▸ SET PROBLEM:
Present the data below as a Markdown table with the columns "Row" and "Line": each line goes in its own numbered row, and blank lines and the pictures are left out.

Extracted records:
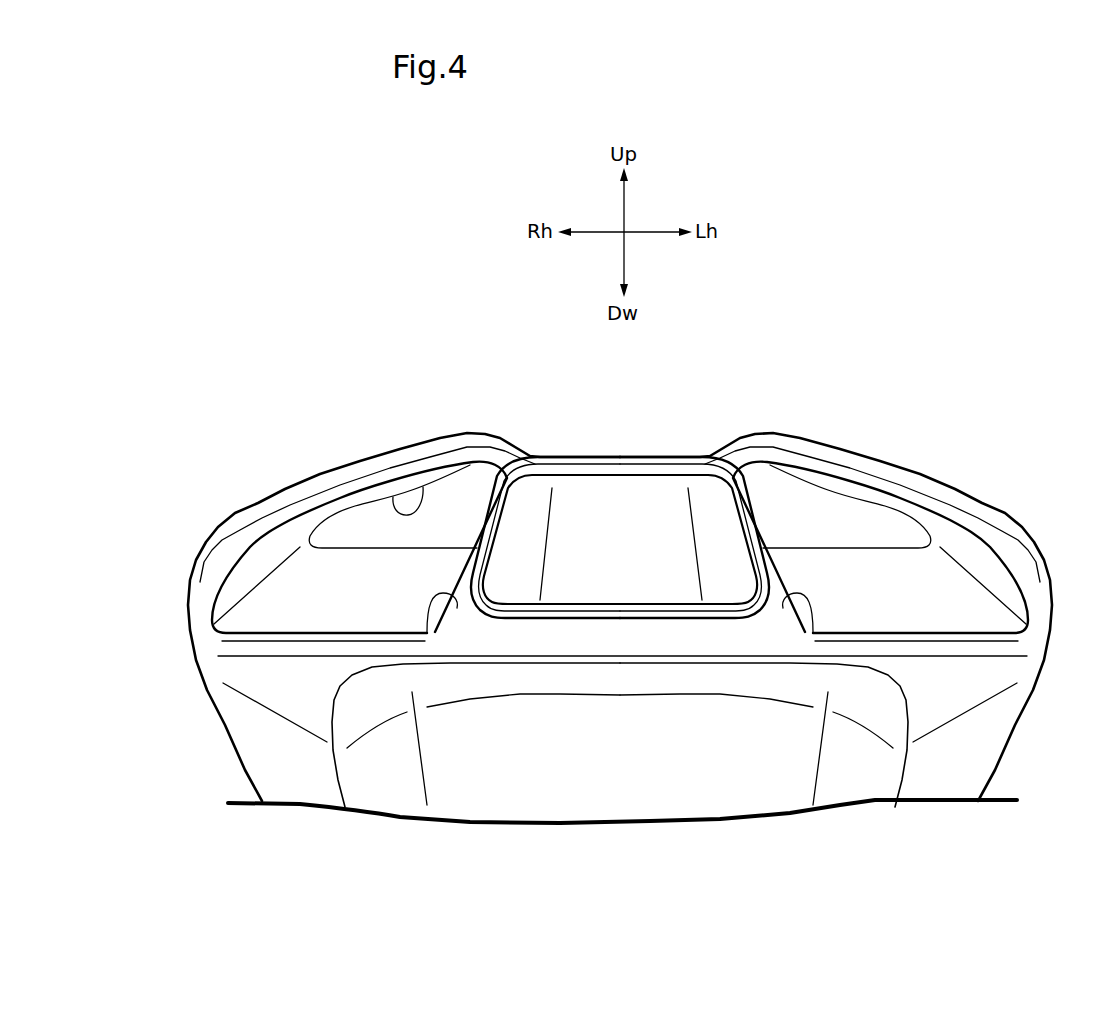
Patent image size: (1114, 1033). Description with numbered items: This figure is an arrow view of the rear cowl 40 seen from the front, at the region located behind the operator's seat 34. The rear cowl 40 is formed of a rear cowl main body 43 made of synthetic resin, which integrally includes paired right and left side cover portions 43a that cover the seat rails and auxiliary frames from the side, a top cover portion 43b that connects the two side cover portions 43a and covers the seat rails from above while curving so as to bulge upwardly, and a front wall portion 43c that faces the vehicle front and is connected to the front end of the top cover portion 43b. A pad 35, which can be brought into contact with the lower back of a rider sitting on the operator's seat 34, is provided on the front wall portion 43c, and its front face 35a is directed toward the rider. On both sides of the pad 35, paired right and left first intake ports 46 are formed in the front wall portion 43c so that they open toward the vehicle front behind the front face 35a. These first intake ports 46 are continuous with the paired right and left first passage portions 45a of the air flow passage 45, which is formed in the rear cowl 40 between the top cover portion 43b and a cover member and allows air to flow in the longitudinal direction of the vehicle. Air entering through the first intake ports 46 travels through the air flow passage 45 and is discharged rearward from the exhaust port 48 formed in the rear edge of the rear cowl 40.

The operator's seat 34 is at (650, 800).
The pad 35 is at (582, 458).
The front face of the pad 35a is at (652, 493).
The rear cowl 40 is at (1050, 552).
The rear cowl main body 43 is at (208, 525).
The side cover portions 43a is at (207, 688).
The top cover portion 43b is at (831, 446).
The front wall portion 43c is at (632, 633).
The air flow passage 45 is at (948, 568).
The first passage portions 45a is at (375, 608).
The first intake ports 46 is at (435, 632).
The exhaust port 48 is at (427, 490).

▸ RESPONSE TO THIS EXERCISE:
| Row | Line |
|---|---|
| 1 | Patent image size: (1114, 1033). Description with numbered items: This figure is an arrow view of the rear cowl 40 seen from the front, at the region located behind the operator's seat 34. The rear cowl 40 is formed of a rear cowl main body 43 made of synthetic resin, which integrally includes paired right and left side cover portions 43a that cover the seat rails and auxiliary frames from the side, a top cover portion 43b that connects the two side cover portions 43a and covers the seat rails from above while curving so as to bulge upwardly, and a front wall portion 43c that faces the vehicle front and is connected to the front end of the top cover portion 43b. A pad 35, which can be brought into contact with the lower back of a rider sitting on the operator's seat 34, is provided on the front wall portion 43c, and its front face 35a is directed toward the rider. On both sides of the pad 35, paired right and left first intake ports 46 are formed in the front wall portion 43c so that they open toward the vehicle front behind the front face 35a. These first intake ports 46 are continuous with the paired right and left first passage portions 45a of the air flow passage 45, which is formed in the rear cowl 40 between the top cover portion 43b and a cover member and allows air to flow in the longitudinal direction of the vehicle. Air entering through the first intake ports 46 travels through the air flow passage 45 and is discharged rearward from the exhaust port 48 formed in the rear edge of the rear cowl 40. |
| 2 | The operator's seat 34 is at (650, 800). |
| 3 | The pad 35 is at (582, 458). |
| 4 | The front face of the pad 35a is at (652, 493). |
| 5 | The rear cowl 40 is at (1050, 552). |
| 6 | The rear cowl main body 43 is at (208, 525). |
| 7 | The side cover portions 43a is at (207, 688). |
| 8 | The top cover portion 43b is at (831, 446). |
| 9 | The front wall portion 43c is at (632, 633). |
| 10 | The air flow passage 45 is at (948, 568). |
| 11 | The first passage portions 45a is at (375, 608). |
| 12 | The first intake ports 46 is at (435, 632). |
| 13 | The exhaust port 48 is at (427, 490). |